= What is being asked =
Each entry is to be output as written, so that none is missing.

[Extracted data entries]
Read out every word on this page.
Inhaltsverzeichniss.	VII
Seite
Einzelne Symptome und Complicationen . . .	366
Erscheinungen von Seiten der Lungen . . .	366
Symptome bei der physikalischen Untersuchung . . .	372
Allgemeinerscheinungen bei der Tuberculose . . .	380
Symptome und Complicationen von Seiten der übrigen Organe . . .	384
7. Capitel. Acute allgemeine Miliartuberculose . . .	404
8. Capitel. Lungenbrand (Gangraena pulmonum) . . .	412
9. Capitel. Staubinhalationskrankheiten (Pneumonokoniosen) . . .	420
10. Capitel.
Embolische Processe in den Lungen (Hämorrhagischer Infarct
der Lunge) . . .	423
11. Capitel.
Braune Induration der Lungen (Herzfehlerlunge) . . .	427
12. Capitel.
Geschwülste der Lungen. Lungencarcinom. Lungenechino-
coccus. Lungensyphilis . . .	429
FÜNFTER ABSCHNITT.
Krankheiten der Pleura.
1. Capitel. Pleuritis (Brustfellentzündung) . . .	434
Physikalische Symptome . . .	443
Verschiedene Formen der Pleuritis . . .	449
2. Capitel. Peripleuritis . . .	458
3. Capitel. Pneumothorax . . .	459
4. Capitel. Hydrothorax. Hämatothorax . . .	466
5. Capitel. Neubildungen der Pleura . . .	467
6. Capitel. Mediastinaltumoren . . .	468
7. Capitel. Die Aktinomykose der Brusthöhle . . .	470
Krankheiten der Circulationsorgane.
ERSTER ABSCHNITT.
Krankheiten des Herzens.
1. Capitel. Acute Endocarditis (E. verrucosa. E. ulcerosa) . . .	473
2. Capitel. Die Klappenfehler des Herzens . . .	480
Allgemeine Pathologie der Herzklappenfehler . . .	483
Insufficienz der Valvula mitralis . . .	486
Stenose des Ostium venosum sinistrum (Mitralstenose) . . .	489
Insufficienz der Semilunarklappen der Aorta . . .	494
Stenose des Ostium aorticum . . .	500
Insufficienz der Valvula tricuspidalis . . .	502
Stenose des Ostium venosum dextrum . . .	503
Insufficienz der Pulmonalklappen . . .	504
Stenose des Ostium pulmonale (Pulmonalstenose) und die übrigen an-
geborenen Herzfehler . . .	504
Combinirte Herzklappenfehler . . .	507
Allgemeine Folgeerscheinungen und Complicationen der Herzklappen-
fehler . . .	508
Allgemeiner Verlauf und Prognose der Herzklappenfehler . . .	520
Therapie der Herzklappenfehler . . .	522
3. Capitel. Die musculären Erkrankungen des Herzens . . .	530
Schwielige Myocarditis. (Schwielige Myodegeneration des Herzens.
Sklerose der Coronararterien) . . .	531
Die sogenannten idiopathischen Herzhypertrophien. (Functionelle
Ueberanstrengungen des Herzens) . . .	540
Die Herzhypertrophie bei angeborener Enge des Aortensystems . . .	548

= Completed exercise =
Read out every word on this page.
Inhaltsverzeichniss.	VII
Seite
Einzelne Symptome und Complicationen . . .	366
Erscheinungen von Seiten der Lungen . . .	366
Symptome bei der physikalischen Untersuchung . . .	372
Allgemeinerscheinungen bei der Tuberculose . . .	380
Symptome und Complicationen von Seiten der übrigen Organe . . .	384
7. Capitel. Acute allgemeine Miliartuberculose . . .	404
8. Capitel. Lungenbrand (Gangraena pulmonum) . . .	412
9. Capitel. Staubinhalationskrankheiten (Pneumonokoniosen) . . .	420
10. Capitel.
Embolische Processe in den Lungen (Hämorrhagischer Infarct
der Lunge) . . .	423
11. Capitel.
Braune Induration der Lungen (Herzfehlerlunge) . . .	427
12. Capitel.
Geschwülste der Lungen. Lungencarcinom. Lungenechino-
coccus. Lungensyphilis . . .	429
FÜNFTER ABSCHNITT.
Krankheiten der Pleura.
1. Capitel. Pleuritis (Brustfellentzündung) . . .	434
Physikalische Symptome . . .	443
Verschiedene Formen der Pleuritis . . .	449
2. Capitel. Peripleuritis . . .	458
3. Capitel. Pneumothorax . . .	459
4. Capitel. Hydrothorax. Hämatothorax . . .	466
5. Capitel. Neubildungen der Pleura . . .	467
6. Capitel. Mediastinaltumoren . . .	468
7. Capitel. Die Aktinomykose der Brusthöhle . . .	470
Krankheiten der Circulationsorgane.
ERSTER ABSCHNITT.
Krankheiten des Herzens.
1. Capitel. Acute Endocarditis (E. verrucosa. E. ulcerosa) . . .	473
2. Capitel. Die Klappenfehler des Herzens . . .	480
Allgemeine Pathologie der Herzklappenfehler . . .	483
Insufficienz der Valvula mitralis . . .	486
Stenose des Ostium venosum sinistrum (Mitralstenose) . . .	489
Insufficienz der Semilunarklappen der Aorta . . .	494
Stenose des Ostium aorticum . . .	500
Insufficienz der Valvula tricuspidalis . . .	502
Stenose des Ostium venosum dextrum . . .	503
Insufficienz der Pulmonalklappen . . .	504
Stenose des Ostium pulmonale (Pulmonalstenose) und die übrigen an-
geborenen Herzfehler . . .	504
Combinirte Herzklappenfehler . . .	507
Allgemeine Folgeerscheinungen und Complicationen der Herzklappen-
fehler . . .	508
Allgemeiner Verlauf und Prognose der Herzklappenfehler . . .	520
Therapie der Herzklappenfehler . . .	522
3. Capitel. Die musculären Erkrankungen des Herzens . . .	530
Schwielige Myocarditis. (Schwielige Myodegeneration des Herzens.
Sklerose der Coronararterien) . . .	531
Die sogenannten idiopathischen Herzhypertrophien. (Functionelle
Ueberanstrengungen des Herzens) . . .	540
Die Herzhypertrophie bei angeborener Enge des Aortensystems . . .	548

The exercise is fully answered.